* _Written exercise_
Pick out each line containing the string "title".

• • • •

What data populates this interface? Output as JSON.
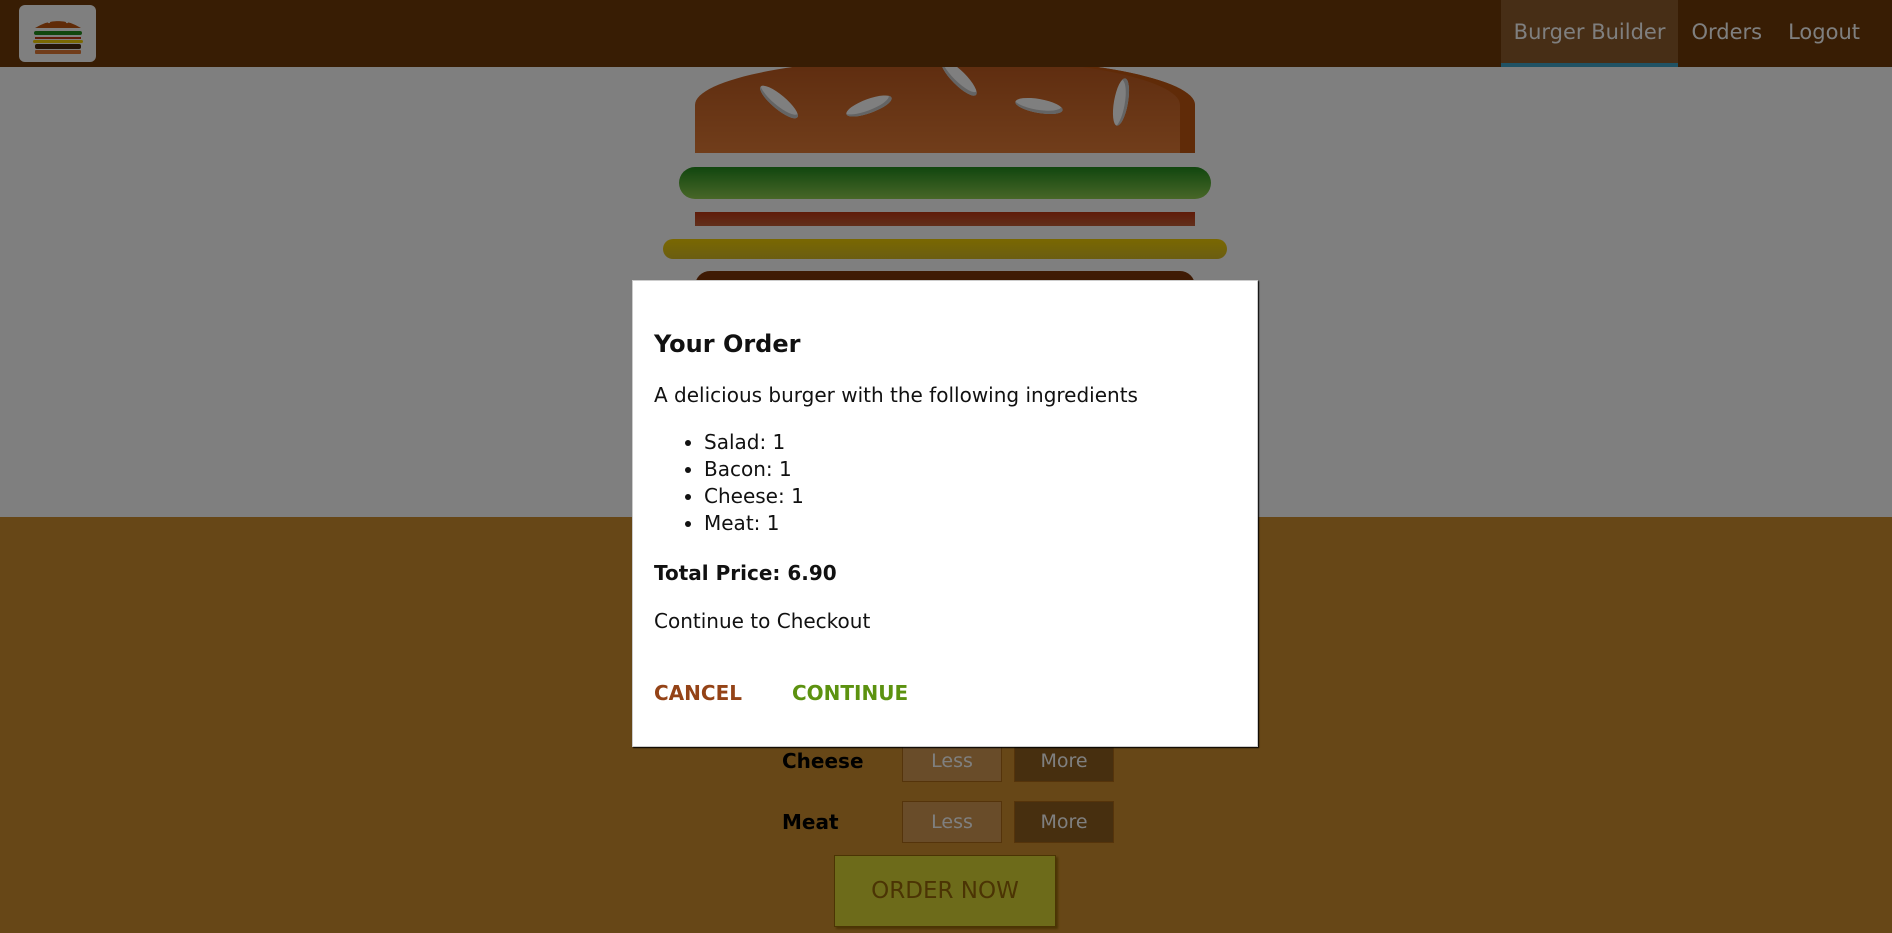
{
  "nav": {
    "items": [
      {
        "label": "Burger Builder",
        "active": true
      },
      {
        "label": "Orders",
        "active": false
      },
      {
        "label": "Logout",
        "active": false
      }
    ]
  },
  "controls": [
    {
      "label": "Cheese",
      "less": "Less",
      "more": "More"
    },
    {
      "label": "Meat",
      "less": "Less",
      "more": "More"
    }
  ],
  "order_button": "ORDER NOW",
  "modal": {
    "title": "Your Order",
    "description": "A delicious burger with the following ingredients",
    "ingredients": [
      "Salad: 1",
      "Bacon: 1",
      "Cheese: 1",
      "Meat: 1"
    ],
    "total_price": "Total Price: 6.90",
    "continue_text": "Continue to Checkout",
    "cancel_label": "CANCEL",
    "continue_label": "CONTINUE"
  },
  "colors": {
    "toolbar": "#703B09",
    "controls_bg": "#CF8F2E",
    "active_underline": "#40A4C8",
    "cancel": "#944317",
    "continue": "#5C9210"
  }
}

• • • •

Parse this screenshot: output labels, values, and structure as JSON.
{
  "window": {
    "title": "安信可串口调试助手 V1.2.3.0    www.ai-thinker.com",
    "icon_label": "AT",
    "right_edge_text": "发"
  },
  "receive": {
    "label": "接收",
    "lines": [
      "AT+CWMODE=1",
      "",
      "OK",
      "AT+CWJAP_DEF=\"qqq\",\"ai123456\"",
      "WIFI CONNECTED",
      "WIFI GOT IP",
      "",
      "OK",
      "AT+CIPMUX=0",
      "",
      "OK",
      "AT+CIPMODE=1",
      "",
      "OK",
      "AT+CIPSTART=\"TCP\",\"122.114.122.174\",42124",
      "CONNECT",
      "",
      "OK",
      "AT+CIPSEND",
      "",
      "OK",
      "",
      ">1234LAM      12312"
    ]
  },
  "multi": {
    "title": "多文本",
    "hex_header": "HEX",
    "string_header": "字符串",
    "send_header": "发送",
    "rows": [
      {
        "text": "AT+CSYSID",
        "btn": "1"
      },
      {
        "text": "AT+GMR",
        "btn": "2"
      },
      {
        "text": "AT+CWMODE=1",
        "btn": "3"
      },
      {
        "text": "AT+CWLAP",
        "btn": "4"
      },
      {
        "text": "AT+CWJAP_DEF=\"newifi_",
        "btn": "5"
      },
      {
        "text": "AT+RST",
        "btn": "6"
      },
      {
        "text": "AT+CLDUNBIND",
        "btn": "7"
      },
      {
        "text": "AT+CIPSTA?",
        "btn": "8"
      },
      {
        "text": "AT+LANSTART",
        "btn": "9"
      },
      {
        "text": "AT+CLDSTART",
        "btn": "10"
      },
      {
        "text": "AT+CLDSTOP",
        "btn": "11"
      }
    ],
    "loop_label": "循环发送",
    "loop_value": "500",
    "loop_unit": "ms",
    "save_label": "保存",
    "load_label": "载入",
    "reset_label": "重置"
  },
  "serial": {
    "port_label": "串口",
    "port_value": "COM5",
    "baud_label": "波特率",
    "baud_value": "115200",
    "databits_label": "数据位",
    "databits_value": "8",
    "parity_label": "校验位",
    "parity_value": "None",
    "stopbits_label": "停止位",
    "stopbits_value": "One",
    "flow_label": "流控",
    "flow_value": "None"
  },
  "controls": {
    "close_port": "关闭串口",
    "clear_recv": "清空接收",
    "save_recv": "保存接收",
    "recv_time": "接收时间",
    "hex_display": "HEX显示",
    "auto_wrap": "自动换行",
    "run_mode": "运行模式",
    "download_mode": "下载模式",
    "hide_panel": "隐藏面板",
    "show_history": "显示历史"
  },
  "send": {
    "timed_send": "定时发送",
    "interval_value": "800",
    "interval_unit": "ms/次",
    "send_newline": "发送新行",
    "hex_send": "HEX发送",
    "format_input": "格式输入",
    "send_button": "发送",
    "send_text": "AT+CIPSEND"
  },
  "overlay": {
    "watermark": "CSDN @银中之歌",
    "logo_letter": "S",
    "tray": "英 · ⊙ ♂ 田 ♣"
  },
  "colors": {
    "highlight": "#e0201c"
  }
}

• • • •

* _Response_
    "title": "Your Order",
    "title": "安信可串口调试助手 V1.2.3.0    www.ai-thinker.com",
    "title": "多文本",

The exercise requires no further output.